*Questions to answer*
• a. Could you update the CloudSwitch article by giving the stretch from "CloudSwitch was a" through "offer CloudSwitch's case." again, with "conference" changed to "summit"?
• b. What job titles or roles does the CloudSwitch article give to people?

*Selected text*

[Start of section]

CloudSwitch was a contender Monday for "Most Promising" or "Most Innovative" at the Up 2010 (as in Upstart 2010) conference, a cloud computing event. CloudSwitch founder Ellen Rubin was hard pressed to spare a few minutes to talk about the cloud in a tete-a-tete before hitting the stage to offer CloudSwitch's case.
"Companies want to use the hybrid model of cloud. The value comes from having a scalable, on-demand resource you can use when you need it. Our software lets them do that in a secure way," she said.
I don't necessarily believe everything that I'm told. But I know I'm looking for companies smart enough to allow the existing, crazy-quilt mix of computing systems in the enterprise data center function more effectively through an extension into the cloud. The task isn't to get the enterprise to conform to what the cloud suppliers have got. The challenge is to help the enterprise workload move seamlessly into the cloud, without a drastic conversion effort. CloudSwitch may be one of those companies that helps you do that.
I first talked to Rubin, VP of products, and CEO John McEleny by phone as they launched the 1.0 version of CloudSwitch Enterprise Edition last June. Installed in the data center, CloudSwitch can move a VMware ESX Server virtual machine out to Amazon's EC2 and allow it to run there without a conversion to an Amazon machine image (AMI). CloudSwitch inserts an isolation layer above the cloud hypervisor and below the virtual machine's operating system to let the workload run as is, but appear to be an AMI virtual machine to EC2.

[End of section]

*Data to examine*
[Start of section]

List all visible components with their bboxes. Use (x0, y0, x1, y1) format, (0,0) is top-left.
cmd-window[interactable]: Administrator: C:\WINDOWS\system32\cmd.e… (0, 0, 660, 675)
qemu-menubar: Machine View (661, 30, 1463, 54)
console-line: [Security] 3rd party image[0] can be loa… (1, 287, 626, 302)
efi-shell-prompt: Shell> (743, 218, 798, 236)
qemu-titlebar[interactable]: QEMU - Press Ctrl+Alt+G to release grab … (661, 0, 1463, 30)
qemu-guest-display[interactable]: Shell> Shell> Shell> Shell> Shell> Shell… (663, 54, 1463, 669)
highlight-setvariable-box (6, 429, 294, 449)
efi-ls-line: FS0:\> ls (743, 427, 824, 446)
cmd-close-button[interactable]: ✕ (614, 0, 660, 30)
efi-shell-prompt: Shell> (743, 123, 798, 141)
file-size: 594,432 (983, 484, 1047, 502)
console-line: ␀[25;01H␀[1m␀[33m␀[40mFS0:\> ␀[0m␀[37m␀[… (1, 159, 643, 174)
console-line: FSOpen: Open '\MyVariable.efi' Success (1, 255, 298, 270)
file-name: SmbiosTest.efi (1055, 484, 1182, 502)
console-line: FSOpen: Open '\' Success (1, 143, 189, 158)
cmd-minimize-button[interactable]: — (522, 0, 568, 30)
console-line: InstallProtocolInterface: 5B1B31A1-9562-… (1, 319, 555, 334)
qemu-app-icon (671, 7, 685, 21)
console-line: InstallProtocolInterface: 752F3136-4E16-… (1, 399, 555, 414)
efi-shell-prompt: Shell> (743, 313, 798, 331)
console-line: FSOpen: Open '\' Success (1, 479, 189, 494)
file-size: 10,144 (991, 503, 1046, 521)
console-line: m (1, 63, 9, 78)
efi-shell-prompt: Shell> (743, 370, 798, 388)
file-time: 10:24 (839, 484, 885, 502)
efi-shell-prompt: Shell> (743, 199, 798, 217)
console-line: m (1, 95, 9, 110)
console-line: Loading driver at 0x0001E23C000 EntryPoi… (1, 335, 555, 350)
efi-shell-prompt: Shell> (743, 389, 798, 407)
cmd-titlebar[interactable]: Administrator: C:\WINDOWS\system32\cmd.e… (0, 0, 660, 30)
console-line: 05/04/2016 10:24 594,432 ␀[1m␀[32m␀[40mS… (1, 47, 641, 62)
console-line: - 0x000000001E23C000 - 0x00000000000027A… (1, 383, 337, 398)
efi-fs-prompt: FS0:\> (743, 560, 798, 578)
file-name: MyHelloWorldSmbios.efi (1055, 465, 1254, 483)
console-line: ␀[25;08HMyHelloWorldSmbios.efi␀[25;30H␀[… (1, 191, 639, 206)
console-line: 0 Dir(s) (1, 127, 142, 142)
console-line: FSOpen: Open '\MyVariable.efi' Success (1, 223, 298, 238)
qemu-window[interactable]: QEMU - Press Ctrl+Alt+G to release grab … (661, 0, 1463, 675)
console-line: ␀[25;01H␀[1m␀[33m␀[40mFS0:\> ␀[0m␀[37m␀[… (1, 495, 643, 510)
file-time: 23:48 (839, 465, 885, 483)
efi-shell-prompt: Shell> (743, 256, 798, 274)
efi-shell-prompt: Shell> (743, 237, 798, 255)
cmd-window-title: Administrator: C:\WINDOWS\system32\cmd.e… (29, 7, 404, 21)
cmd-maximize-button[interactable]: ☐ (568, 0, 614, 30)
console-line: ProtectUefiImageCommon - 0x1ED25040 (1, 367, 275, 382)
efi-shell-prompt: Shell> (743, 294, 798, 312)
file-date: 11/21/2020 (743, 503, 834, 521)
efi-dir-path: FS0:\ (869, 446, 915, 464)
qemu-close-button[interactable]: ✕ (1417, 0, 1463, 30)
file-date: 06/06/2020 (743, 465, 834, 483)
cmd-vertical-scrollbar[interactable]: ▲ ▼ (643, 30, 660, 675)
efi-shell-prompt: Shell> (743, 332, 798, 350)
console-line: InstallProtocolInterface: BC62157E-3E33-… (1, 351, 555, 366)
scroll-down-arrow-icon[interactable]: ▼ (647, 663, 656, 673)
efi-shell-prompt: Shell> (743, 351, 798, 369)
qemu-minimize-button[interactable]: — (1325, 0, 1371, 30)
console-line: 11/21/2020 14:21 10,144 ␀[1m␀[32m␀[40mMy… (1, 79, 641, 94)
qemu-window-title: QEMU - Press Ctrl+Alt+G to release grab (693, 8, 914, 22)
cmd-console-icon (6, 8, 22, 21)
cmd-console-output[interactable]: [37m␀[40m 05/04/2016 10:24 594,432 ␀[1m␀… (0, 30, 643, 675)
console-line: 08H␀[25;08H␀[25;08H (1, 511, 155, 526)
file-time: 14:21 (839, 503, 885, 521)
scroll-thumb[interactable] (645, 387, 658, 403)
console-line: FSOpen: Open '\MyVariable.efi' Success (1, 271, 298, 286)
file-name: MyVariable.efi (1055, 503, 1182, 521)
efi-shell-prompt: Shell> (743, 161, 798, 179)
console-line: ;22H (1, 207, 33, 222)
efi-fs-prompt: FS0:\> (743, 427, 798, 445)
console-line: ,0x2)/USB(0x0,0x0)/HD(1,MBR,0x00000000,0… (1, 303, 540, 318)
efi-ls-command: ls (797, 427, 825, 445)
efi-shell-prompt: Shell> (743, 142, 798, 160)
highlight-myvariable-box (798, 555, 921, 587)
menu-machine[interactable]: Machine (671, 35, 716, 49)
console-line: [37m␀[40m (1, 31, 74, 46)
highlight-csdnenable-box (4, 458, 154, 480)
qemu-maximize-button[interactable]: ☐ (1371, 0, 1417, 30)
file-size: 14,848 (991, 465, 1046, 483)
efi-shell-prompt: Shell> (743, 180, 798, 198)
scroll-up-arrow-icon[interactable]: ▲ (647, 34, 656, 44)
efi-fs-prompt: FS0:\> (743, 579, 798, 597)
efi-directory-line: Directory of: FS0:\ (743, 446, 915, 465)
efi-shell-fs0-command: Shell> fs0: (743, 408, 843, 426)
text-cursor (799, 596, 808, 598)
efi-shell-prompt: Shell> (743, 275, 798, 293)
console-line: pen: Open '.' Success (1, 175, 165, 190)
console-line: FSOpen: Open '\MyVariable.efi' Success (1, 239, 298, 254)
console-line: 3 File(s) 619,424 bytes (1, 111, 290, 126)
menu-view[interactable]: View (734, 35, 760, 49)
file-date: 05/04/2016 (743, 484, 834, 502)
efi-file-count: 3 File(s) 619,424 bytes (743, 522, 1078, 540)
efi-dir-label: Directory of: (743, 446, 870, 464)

[End of section]

*Written answers*
• a.
CloudSwitch was a contender Monday for "Most Promising" or "Most Innovative" at the Up 2010 (as in Upstart 2010) summit, a cloud computing event. CloudSwitch founder Ellen Rubin was hard pressed to spare a few minutes to talk about the cloud in a tete-a-tete before hitting the stage to offer CloudSwitch's case.

• b.
- Founder (Ellen Rubin)
- VP of products (Rubin)
- CEO (John McEleny)